* _Your objective_
Count how many lines have the word "this" in them. Reply with that number by itself.

* _Record set_
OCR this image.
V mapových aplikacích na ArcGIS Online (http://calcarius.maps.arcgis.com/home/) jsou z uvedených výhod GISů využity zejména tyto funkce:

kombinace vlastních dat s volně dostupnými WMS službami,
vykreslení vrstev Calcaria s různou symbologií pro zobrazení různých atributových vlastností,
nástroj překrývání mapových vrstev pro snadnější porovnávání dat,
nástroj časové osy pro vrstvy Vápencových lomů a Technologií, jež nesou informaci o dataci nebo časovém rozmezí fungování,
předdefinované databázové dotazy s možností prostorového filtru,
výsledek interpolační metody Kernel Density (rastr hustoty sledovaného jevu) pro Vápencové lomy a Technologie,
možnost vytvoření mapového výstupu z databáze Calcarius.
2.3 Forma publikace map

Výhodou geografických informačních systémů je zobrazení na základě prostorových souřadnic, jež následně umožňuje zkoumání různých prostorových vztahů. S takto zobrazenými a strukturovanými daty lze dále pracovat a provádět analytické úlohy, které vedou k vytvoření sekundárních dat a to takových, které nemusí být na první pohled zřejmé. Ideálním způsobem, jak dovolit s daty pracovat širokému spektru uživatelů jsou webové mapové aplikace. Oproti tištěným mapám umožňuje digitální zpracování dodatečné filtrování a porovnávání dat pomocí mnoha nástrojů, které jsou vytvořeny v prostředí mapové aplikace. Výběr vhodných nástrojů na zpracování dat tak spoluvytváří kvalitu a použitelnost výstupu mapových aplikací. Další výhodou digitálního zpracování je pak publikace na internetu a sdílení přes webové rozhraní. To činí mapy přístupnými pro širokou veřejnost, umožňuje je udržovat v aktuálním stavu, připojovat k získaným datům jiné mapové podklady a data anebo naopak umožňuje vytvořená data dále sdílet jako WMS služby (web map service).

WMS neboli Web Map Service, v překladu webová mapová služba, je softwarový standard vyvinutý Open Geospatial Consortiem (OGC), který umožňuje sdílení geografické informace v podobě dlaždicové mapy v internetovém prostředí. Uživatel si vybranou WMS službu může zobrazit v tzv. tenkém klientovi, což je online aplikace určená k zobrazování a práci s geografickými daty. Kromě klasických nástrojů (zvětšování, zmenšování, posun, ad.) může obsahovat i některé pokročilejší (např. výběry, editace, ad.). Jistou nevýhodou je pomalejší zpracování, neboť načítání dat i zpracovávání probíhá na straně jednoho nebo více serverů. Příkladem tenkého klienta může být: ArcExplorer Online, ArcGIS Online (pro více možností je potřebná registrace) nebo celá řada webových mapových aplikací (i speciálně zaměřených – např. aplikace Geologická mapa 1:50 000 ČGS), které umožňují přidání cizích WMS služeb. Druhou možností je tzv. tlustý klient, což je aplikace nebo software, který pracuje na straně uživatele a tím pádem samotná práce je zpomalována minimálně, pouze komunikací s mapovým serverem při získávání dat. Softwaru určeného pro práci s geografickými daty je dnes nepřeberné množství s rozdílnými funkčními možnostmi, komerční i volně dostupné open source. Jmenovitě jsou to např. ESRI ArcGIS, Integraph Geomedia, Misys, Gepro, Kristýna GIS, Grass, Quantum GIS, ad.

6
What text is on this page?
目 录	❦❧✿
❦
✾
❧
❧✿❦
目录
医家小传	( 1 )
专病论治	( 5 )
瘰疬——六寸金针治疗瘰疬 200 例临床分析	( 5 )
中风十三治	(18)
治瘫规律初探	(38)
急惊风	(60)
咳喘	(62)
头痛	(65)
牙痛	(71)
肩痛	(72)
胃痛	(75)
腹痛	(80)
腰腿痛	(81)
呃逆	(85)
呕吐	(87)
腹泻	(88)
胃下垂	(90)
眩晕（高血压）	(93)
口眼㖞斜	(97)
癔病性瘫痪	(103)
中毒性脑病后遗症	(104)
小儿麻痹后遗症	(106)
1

* _Response_
2